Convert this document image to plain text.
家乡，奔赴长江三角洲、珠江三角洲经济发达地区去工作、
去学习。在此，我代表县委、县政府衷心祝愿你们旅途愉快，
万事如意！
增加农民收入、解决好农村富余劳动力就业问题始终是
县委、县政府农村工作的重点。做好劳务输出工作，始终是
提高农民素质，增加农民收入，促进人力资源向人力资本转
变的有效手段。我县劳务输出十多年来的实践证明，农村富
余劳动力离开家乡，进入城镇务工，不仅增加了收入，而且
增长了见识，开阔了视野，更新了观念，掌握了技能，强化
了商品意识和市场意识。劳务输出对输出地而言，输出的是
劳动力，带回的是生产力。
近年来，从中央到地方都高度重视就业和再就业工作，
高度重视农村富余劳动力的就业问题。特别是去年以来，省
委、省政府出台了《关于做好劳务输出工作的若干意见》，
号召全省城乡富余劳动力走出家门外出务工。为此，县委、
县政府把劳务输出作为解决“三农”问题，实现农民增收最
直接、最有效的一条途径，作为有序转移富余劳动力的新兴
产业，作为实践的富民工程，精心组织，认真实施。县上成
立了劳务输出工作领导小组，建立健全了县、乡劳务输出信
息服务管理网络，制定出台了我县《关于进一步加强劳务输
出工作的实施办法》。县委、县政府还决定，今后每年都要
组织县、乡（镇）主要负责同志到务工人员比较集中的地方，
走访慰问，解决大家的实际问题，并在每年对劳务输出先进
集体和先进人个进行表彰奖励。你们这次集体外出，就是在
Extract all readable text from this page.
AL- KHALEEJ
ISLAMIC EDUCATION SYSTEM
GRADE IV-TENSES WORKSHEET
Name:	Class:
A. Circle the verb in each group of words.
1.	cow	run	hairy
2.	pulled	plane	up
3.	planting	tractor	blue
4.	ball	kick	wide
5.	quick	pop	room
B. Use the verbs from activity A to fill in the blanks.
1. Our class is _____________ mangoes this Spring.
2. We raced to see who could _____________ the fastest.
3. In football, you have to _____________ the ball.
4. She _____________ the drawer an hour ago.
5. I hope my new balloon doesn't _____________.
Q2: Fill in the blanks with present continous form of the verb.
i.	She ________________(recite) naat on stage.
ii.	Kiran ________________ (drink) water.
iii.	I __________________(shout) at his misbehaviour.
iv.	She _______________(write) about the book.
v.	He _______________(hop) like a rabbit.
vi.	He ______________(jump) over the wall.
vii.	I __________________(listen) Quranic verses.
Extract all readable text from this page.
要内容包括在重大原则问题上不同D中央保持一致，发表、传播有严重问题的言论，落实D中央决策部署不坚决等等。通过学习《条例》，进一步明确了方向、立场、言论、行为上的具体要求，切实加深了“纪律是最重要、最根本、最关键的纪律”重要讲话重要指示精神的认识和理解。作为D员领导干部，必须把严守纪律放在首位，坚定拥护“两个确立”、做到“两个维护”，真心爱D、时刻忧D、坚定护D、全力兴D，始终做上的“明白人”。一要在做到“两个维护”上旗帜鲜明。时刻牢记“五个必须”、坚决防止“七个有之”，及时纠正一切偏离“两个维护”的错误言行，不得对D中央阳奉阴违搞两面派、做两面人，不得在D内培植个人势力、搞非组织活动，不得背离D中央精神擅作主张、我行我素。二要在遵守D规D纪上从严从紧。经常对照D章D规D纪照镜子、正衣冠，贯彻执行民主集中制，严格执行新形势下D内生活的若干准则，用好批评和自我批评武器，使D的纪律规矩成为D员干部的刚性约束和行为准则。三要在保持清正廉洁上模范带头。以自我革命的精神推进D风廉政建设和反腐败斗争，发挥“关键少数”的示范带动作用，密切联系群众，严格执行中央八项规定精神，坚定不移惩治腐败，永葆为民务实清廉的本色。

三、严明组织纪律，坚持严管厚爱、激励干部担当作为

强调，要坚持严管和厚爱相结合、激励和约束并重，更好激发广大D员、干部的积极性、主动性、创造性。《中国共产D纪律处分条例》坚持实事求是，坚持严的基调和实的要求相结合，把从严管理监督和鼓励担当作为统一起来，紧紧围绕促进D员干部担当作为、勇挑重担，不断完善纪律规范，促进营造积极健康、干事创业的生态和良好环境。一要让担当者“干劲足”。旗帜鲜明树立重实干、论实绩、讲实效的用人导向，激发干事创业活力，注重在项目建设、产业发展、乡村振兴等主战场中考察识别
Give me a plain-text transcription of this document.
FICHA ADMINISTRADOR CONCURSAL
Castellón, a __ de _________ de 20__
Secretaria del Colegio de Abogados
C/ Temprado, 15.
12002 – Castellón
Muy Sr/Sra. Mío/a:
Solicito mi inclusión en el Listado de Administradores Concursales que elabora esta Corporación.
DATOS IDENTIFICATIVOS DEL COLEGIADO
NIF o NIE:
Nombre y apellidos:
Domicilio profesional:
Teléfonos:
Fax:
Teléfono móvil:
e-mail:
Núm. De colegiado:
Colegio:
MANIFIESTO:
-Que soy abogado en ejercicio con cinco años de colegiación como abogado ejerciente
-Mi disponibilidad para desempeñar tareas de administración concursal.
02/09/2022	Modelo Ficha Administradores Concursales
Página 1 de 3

★ ★ ★ ★ ★ ★ ★

EXERCISE DESCRIPTION> Transcribe exactly, and only, the lines from the one bearing "Give me a plain-text" through the last line of the entries, counting both.

SOLVED PROBLEM>
Give me a plain-text transcription of this document.
FICHA ADMINISTRADOR CONCURSAL
Castellón, a __ de _________ de 20__
Secretaria del Colegio de Abogados
C/ Temprado, 15.
12002 – Castellón
Muy Sr/Sra. Mío/a:
Solicito mi inclusión en el Listado de Administradores Concursales que elabora esta Corporación.
DATOS IDENTIFICATIVOS DEL COLEGIADO
NIF o NIE:
Nombre y apellidos:
Domicilio profesional:
Teléfonos:
Fax:
Teléfono móvil:
e-mail:
Núm. De colegiado:
Colegio:
MANIFIESTO:
-Que soy abogado en ejercicio con cinco años de colegiación como abogado ejerciente
-Mi disponibilidad para desempeñar tareas de administración concursal.
02/09/2022	Modelo Ficha Administradores Concursales
Página 1 de 3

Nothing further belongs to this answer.